_Records from a data source:_
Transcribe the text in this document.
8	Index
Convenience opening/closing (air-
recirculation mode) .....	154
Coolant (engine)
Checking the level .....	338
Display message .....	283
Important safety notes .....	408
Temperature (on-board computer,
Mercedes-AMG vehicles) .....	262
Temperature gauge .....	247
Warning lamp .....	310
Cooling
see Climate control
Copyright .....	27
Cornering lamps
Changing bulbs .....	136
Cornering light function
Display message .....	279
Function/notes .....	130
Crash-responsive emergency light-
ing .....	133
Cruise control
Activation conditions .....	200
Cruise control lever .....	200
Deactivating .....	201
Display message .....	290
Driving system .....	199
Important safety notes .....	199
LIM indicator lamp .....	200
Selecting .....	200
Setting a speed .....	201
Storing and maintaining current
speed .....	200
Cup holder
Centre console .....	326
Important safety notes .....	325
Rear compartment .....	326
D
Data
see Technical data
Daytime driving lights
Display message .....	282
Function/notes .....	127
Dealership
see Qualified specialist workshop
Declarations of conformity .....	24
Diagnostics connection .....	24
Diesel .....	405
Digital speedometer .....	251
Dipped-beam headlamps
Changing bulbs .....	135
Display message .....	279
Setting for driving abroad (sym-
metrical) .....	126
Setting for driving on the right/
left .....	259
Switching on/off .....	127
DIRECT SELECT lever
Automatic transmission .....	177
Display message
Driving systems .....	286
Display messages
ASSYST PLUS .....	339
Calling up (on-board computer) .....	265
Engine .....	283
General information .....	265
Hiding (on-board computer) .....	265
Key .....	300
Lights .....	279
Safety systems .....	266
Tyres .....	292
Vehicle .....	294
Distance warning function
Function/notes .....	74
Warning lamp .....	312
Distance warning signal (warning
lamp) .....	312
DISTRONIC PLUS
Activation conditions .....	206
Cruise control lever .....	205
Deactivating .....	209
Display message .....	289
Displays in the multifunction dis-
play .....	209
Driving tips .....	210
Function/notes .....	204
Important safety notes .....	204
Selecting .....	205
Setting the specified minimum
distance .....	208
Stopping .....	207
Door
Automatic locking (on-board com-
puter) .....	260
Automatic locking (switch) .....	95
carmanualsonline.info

_Set task:_
Output the listing above word for word.

_Reply:_
Transcribe the text in this document.
8	Index
Convenience opening/closing (air-
recirculation mode) .....	154
Coolant (engine)
Checking the level .....	338
Display message .....	283
Important safety notes .....	408
Temperature (on-board computer,
Mercedes-AMG vehicles) .....	262
Temperature gauge .....	247
Warning lamp .....	310
Cooling
see Climate control
Copyright .....	27
Cornering lamps
Changing bulbs .....	136
Cornering light function
Display message .....	279
Function/notes .....	130
Crash-responsive emergency light-
ing .....	133
Cruise control
Activation conditions .....	200
Cruise control lever .....	200
Deactivating .....	201
Display message .....	290
Driving system .....	199
Important safety notes .....	199
LIM indicator lamp .....	200
Selecting .....	200
Setting a speed .....	201
Storing and maintaining current
speed .....	200
Cup holder
Centre console .....	326
Important safety notes .....	325
Rear compartment .....	326
D
Data
see Technical data
Daytime driving lights
Display message .....	282
Function/notes .....	127
Dealership
see Qualified specialist workshop
Declarations of conformity .....	24
Diagnostics connection .....	24
Diesel .....	405
Digital speedometer .....	251
Dipped-beam headlamps
Changing bulbs .....	135
Display message .....	279
Setting for driving abroad (sym-
metrical) .....	126
Setting for driving on the right/
left .....	259
Switching on/off .....	127
DIRECT SELECT lever
Automatic transmission .....	177
Display message
Driving systems .....	286
Display messages
ASSYST PLUS .....	339
Calling up (on-board computer) .....	265
Engine .....	283
General information .....	265
Hiding (on-board computer) .....	265
Key .....	300
Lights .....	279
Safety systems .....	266
Tyres .....	292
Vehicle .....	294
Distance warning function
Function/notes .....	74
Warning lamp .....	312
Distance warning signal (warning
lamp) .....	312
DISTRONIC PLUS
Activation conditions .....	206
Cruise control lever .....	205
Deactivating .....	209
Display message .....	289
Displays in the multifunction dis-
play .....	209
Driving tips .....	210
Function/notes .....	204
Important safety notes .....	204
Selecting .....	205
Setting the specified minimum
distance .....	208
Stopping .....	207
Door
Automatic locking (on-board com-
puter) .....	260
Automatic locking (switch) .....	95
carmanualsonline.info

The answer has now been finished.